───── Entries provided ─────

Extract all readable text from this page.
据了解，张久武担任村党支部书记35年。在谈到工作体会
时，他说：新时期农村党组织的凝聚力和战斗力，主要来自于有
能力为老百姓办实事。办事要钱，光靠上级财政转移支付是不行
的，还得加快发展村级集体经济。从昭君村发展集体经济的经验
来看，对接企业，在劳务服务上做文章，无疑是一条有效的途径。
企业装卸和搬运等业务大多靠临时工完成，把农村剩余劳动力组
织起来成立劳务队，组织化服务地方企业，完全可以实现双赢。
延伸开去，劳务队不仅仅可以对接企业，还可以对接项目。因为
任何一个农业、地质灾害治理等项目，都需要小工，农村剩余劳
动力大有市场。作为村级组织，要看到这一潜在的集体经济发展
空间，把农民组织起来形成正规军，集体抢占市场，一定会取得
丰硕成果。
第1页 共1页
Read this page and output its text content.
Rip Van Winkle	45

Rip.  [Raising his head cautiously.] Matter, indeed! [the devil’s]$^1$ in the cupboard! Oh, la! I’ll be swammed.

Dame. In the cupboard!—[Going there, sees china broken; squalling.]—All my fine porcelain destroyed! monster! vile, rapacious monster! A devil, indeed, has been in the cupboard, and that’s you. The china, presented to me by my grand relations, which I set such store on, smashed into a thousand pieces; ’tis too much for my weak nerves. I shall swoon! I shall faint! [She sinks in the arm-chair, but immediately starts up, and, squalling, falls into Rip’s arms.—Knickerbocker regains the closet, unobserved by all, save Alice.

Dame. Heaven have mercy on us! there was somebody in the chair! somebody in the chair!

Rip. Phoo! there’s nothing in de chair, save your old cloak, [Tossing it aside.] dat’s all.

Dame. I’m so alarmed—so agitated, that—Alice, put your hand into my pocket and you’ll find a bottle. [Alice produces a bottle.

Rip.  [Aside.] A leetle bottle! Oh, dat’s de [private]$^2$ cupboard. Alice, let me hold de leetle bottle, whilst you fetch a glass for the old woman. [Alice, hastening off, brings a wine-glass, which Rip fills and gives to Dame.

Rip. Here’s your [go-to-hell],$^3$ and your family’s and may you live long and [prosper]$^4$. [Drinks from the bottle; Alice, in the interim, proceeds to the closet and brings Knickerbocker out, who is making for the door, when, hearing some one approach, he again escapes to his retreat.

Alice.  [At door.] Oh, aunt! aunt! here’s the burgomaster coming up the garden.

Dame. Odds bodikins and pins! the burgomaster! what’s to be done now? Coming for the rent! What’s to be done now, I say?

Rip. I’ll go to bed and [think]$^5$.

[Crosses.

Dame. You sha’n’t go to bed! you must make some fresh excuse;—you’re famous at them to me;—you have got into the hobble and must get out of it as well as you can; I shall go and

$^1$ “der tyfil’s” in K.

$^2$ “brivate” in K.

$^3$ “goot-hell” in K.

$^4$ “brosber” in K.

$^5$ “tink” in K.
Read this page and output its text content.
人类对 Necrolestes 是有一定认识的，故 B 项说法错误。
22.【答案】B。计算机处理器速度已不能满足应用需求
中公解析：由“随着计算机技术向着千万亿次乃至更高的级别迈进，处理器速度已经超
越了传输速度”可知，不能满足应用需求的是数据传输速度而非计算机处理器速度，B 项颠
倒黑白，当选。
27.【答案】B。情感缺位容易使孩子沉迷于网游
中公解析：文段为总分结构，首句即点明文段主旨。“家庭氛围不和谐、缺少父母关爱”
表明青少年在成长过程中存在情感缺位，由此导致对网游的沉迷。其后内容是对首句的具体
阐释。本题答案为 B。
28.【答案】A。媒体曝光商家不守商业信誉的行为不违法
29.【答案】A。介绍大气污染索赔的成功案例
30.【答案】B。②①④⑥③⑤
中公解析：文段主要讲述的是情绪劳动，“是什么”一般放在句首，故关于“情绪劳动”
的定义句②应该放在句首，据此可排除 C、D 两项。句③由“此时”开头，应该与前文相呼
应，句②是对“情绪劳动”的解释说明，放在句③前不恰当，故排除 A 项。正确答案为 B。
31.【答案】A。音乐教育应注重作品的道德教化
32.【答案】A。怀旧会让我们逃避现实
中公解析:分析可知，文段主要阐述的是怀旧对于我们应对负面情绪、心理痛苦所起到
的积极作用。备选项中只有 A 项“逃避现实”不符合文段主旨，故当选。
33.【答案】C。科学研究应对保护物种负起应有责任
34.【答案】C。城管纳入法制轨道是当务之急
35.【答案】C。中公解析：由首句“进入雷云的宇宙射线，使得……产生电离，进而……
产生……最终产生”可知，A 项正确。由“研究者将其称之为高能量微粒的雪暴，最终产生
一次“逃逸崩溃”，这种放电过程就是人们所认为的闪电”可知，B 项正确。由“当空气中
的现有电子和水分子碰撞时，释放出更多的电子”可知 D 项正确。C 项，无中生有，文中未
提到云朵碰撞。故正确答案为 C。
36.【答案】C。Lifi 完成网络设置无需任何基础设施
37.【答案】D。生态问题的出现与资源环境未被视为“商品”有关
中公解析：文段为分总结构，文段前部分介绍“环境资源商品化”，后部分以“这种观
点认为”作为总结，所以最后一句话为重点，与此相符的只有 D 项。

─────

- Work to complete
Please quote every record above exactly as it appears.

- Worked solution
Extract all readable text from this page.
据了解，张久武担任村党支部书记35年。在谈到工作体会
时，他说：新时期农村党组织的凝聚力和战斗力，主要来自于有
能力为老百姓办实事。办事要钱，光靠上级财政转移支付是不行
的，还得加快发展村级集体经济。从昭君村发展集体经济的经验
来看，对接企业，在劳务服务上做文章，无疑是一条有效的途径。
企业装卸和搬运等业务大多靠临时工完成，把农村剩余劳动力组
织起来成立劳务队，组织化服务地方企业，完全可以实现双赢。
延伸开去，劳务队不仅仅可以对接企业，还可以对接项目。因为
任何一个农业、地质灾害治理等项目，都需要小工，农村剩余劳
动力大有市场。作为村级组织，要看到这一潜在的集体经济发展
空间，把农民组织起来形成正规军，集体抢占市场，一定会取得
丰硕成果。
第1页 共1页
Read this page and output its text content.
Rip Van Winkle	45

Rip.  [Raising his head cautiously.] Matter, indeed! [the devil’s]$^1$ in the cupboard! Oh, la! I’ll be swammed.

Dame. In the cupboard!—[Going there, sees china broken; squalling.]—All my fine porcelain destroyed! monster! vile, rapacious monster! A devil, indeed, has been in the cupboard, and that’s you. The china, presented to me by my grand relations, which I set such store on, smashed into a thousand pieces; ’tis too much for my weak nerves. I shall swoon! I shall faint! [She sinks in the arm-chair, but immediately starts up, and, squalling, falls into Rip’s arms.—Knickerbocker regains the closet, unobserved by all, save Alice.

Dame. Heaven have mercy on us! there was somebody in the chair! somebody in the chair!

Rip. Phoo! there’s nothing in de chair, save your old cloak, [Tossing it aside.] dat’s all.

Dame. I’m so alarmed—so agitated, that—Alice, put your hand into my pocket and you’ll find a bottle. [Alice produces a bottle.

Rip.  [Aside.] A leetle bottle! Oh, dat’s de [private]$^2$ cupboard. Alice, let me hold de leetle bottle, whilst you fetch a glass for the old woman. [Alice, hastening off, brings a wine-glass, which Rip fills and gives to Dame.

Rip. Here’s your [go-to-hell],$^3$ and your family’s and may you live long and [prosper]$^4$. [Drinks from the bottle; Alice, in the interim, proceeds to the closet and brings Knickerbocker out, who is making for the door, when, hearing some one approach, he again escapes to his retreat.

Alice.  [At door.] Oh, aunt! aunt! here’s the burgomaster coming up the garden.

Dame. Odds bodikins and pins! the burgomaster! what’s to be done now? Coming for the rent! What’s to be done now, I say?

Rip. I’ll go to bed and [think]$^5$.

[Crosses.

Dame. You sha’n’t go to bed! you must make some fresh excuse;—you’re famous at them to me;—you have got into the hobble and must get out of it as well as you can; I shall go and

$^1$ “der tyfil’s” in K.

$^2$ “brivate” in K.

$^3$ “goot-hell” in K.

$^4$ “brosber” in K.

$^5$ “tink” in K.
Read this page and output its text content.
人类对 Necrolestes 是有一定认识的，故 B 项说法错误。
22.【答案】B。计算机处理器速度已不能满足应用需求
中公解析：由“随着计算机技术向着千万亿次乃至更高的级别迈进，处理器速度已经超
越了传输速度”可知，不能满足应用需求的是数据传输速度而非计算机处理器速度，B 项颠
倒黑白，当选。
27.【答案】B。情感缺位容易使孩子沉迷于网游
中公解析：文段为总分结构，首句即点明文段主旨。“家庭氛围不和谐、缺少父母关爱”
表明青少年在成长过程中存在情感缺位，由此导致对网游的沉迷。其后内容是对首句的具体
阐释。本题答案为 B。
28.【答案】A。媒体曝光商家不守商业信誉的行为不违法
29.【答案】A。介绍大气污染索赔的成功案例
30.【答案】B。②①④⑥③⑤
中公解析：文段主要讲述的是情绪劳动，“是什么”一般放在句首，故关于“情绪劳动”
的定义句②应该放在句首，据此可排除 C、D 两项。句③由“此时”开头，应该与前文相呼
应，句②是对“情绪劳动”的解释说明，放在句③前不恰当，故排除 A 项。正确答案为 B。
31.【答案】A。音乐教育应注重作品的道德教化
32.【答案】A。怀旧会让我们逃避现实
中公解析:分析可知，文段主要阐述的是怀旧对于我们应对负面情绪、心理痛苦所起到
的积极作用。备选项中只有 A 项“逃避现实”不符合文段主旨，故当选。
33.【答案】C。科学研究应对保护物种负起应有责任
34.【答案】C。城管纳入法制轨道是当务之急
35.【答案】C。中公解析：由首句“进入雷云的宇宙射线，使得……产生电离，进而……
产生……最终产生”可知，A 项正确。由“研究者将其称之为高能量微粒的雪暴，最终产生
一次“逃逸崩溃”，这种放电过程就是人们所认为的闪电”可知，B 项正确。由“当空气中
的现有电子和水分子碰撞时，释放出更多的电子”可知 D 项正确。C 项，无中生有，文中未
提到云朵碰撞。故正确答案为 C。
36.【答案】C。Lifi 完成网络设置无需任何基础设施
37.【答案】D。生态问题的出现与资源环境未被视为“商品”有关
中公解析：文段为分总结构，文段前部分介绍“环境资源商品化”，后部分以“这种观
点认为”作为总结，所以最后一句话为重点，与此相符的只有 D 项。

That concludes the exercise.